Stored items
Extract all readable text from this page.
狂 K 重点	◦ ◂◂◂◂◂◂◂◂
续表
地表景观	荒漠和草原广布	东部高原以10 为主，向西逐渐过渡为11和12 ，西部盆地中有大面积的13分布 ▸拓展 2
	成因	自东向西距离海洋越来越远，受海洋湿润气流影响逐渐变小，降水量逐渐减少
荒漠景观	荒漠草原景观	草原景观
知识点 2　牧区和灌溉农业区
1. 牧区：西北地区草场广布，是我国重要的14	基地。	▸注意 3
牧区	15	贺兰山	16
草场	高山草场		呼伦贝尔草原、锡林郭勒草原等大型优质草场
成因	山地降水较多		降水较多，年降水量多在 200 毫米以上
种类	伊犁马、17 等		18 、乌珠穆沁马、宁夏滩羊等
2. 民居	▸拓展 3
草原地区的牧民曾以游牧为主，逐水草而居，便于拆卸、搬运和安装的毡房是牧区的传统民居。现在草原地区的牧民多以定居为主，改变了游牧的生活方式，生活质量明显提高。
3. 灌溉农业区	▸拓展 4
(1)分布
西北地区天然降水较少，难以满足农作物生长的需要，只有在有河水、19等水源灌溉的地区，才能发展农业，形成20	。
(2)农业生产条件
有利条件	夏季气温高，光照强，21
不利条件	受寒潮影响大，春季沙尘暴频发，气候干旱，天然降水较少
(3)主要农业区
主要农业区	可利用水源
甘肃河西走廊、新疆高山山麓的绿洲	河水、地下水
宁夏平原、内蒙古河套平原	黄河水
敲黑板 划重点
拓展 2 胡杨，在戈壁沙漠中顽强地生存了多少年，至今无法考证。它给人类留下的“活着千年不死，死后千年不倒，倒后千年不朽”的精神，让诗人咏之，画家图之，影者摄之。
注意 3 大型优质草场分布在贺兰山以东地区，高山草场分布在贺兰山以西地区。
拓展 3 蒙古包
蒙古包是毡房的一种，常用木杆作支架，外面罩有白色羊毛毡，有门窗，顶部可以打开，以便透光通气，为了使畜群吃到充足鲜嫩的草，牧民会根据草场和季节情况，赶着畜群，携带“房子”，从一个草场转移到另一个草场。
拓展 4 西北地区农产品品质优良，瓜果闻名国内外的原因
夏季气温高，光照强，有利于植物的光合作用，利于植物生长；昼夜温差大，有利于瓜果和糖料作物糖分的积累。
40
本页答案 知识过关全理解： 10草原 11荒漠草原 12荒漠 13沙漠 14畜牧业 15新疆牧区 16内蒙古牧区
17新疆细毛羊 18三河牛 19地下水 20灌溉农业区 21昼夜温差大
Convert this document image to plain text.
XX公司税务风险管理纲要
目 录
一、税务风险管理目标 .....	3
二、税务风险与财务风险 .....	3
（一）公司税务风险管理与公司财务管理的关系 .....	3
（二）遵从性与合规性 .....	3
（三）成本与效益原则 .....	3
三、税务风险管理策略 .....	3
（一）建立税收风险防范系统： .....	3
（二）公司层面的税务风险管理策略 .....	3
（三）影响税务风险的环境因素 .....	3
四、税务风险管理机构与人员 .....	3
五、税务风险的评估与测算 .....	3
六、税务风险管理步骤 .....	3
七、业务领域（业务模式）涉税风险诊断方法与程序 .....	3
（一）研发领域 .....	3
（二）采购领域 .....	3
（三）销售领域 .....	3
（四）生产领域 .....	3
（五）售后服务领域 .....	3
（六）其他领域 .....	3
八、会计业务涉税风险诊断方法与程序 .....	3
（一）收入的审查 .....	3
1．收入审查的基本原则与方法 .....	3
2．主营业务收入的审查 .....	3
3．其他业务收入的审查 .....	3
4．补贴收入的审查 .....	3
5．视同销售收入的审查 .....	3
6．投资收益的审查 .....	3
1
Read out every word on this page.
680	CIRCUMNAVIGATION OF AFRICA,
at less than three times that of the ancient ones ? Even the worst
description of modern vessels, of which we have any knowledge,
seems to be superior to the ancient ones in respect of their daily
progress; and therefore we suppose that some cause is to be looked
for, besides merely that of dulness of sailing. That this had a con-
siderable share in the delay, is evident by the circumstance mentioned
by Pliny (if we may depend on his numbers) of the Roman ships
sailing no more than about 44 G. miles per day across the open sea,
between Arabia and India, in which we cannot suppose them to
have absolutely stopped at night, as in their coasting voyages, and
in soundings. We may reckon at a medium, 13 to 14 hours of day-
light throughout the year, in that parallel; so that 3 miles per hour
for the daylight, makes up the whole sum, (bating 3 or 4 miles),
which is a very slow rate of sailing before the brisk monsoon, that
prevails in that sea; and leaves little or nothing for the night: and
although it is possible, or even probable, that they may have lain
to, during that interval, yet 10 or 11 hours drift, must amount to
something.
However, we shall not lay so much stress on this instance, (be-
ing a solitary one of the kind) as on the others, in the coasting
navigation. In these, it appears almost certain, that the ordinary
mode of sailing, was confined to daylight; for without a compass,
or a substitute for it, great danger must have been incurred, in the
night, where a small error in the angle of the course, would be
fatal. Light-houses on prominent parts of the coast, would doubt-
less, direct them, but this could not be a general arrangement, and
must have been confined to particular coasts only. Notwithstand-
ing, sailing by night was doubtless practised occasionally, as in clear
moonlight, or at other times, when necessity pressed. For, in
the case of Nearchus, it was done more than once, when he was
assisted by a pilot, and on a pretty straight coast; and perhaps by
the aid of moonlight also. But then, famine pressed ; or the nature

* **The request**:
Each line of the material should be duplicated exactly, please.

* **Result of this task**:
Extract all readable text from this page.
狂 K 重点	◦ ◂◂◂◂◂◂◂◂
续表
地表景观	荒漠和草原广布	东部高原以10 为主，向西逐渐过渡为11和12 ，西部盆地中有大面积的13分布 ▸拓展 2
	成因	自东向西距离海洋越来越远，受海洋湿润气流影响逐渐变小，降水量逐渐减少
荒漠景观	荒漠草原景观	草原景观
知识点 2　牧区和灌溉农业区
1. 牧区：西北地区草场广布，是我国重要的14	基地。	▸注意 3
牧区	15	贺兰山	16
草场	高山草场		呼伦贝尔草原、锡林郭勒草原等大型优质草场
成因	山地降水较多		降水较多，年降水量多在 200 毫米以上
种类	伊犁马、17 等		18 、乌珠穆沁马、宁夏滩羊等
2. 民居	▸拓展 3
草原地区的牧民曾以游牧为主，逐水草而居，便于拆卸、搬运和安装的毡房是牧区的传统民居。现在草原地区的牧民多以定居为主，改变了游牧的生活方式，生活质量明显提高。
3. 灌溉农业区	▸拓展 4
(1)分布
西北地区天然降水较少，难以满足农作物生长的需要，只有在有河水、19等水源灌溉的地区，才能发展农业，形成20	。
(2)农业生产条件
有利条件	夏季气温高，光照强，21
不利条件	受寒潮影响大，春季沙尘暴频发，气候干旱，天然降水较少
(3)主要农业区
主要农业区	可利用水源
甘肃河西走廊、新疆高山山麓的绿洲	河水、地下水
宁夏平原、内蒙古河套平原	黄河水
敲黑板 划重点
拓展 2 胡杨，在戈壁沙漠中顽强地生存了多少年，至今无法考证。它给人类留下的“活着千年不死，死后千年不倒，倒后千年不朽”的精神，让诗人咏之，画家图之，影者摄之。
注意 3 大型优质草场分布在贺兰山以东地区，高山草场分布在贺兰山以西地区。
拓展 3 蒙古包
蒙古包是毡房的一种，常用木杆作支架，外面罩有白色羊毛毡，有门窗，顶部可以打开，以便透光通气，为了使畜群吃到充足鲜嫩的草，牧民会根据草场和季节情况，赶着畜群，携带“房子”，从一个草场转移到另一个草场。
拓展 4 西北地区农产品品质优良，瓜果闻名国内外的原因
夏季气温高，光照强，有利于植物的光合作用，利于植物生长；昼夜温差大，有利于瓜果和糖料作物糖分的积累。
40
本页答案 知识过关全理解： 10草原 11荒漠草原 12荒漠 13沙漠 14畜牧业 15新疆牧区 16内蒙古牧区
17新疆细毛羊 18三河牛 19地下水 20灌溉农业区 21昼夜温差大
Convert this document image to plain text.
XX公司税务风险管理纲要
目 录
一、税务风险管理目标 .....	3
二、税务风险与财务风险 .....	3
（一）公司税务风险管理与公司财务管理的关系 .....	3
（二）遵从性与合规性 .....	3
（三）成本与效益原则 .....	3
三、税务风险管理策略 .....	3
（一）建立税收风险防范系统： .....	3
（二）公司层面的税务风险管理策略 .....	3
（三）影响税务风险的环境因素 .....	3
四、税务风险管理机构与人员 .....	3
五、税务风险的评估与测算 .....	3
六、税务风险管理步骤 .....	3
七、业务领域（业务模式）涉税风险诊断方法与程序 .....	3
（一）研发领域 .....	3
（二）采购领域 .....	3
（三）销售领域 .....	3
（四）生产领域 .....	3
（五）售后服务领域 .....	3
（六）其他领域 .....	3
八、会计业务涉税风险诊断方法与程序 .....	3
（一）收入的审查 .....	3
1．收入审查的基本原则与方法 .....	3
2．主营业务收入的审查 .....	3
3．其他业务收入的审查 .....	3
4．补贴收入的审查 .....	3
5．视同销售收入的审查 .....	3
6．投资收益的审查 .....	3
1
Read out every word on this page.
680	CIRCUMNAVIGATION OF AFRICA,
at less than three times that of the ancient ones ? Even the worst
description of modern vessels, of which we have any knowledge,
seems to be superior to the ancient ones in respect of their daily
progress; and therefore we suppose that some cause is to be looked
for, besides merely that of dulness of sailing. That this had a con-
siderable share in the delay, is evident by the circumstance mentioned
by Pliny (if we may depend on his numbers) of the Roman ships
sailing no more than about 44 G. miles per day across the open sea,
between Arabia and India, in which we cannot suppose them to
have absolutely stopped at night, as in their coasting voyages, and
in soundings. We may reckon at a medium, 13 to 14 hours of day-
light throughout the year, in that parallel; so that 3 miles per hour
for the daylight, makes up the whole sum, (bating 3 or 4 miles),
which is a very slow rate of sailing before the brisk monsoon, that
prevails in that sea; and leaves little or nothing for the night: and
although it is possible, or even probable, that they may have lain
to, during that interval, yet 10 or 11 hours drift, must amount to
something.
However, we shall not lay so much stress on this instance, (be-
ing a solitary one of the kind) as on the others, in the coasting
navigation. In these, it appears almost certain, that the ordinary
mode of sailing, was confined to daylight; for without a compass,
or a substitute for it, great danger must have been incurred, in the
night, where a small error in the angle of the course, would be
fatal. Light-houses on prominent parts of the coast, would doubt-
less, direct them, but this could not be a general arrangement, and
must have been confined to particular coasts only. Notwithstand-
ing, sailing by night was doubtless practised occasionally, as in clear
moonlight, or at other times, when necessity pressed. For, in
the case of Nearchus, it was done more than once, when he was
assisted by a pilot, and on a pretty straight coast; and perhaps by
the aid of moonlight also. But then, famine pressed ; or the nature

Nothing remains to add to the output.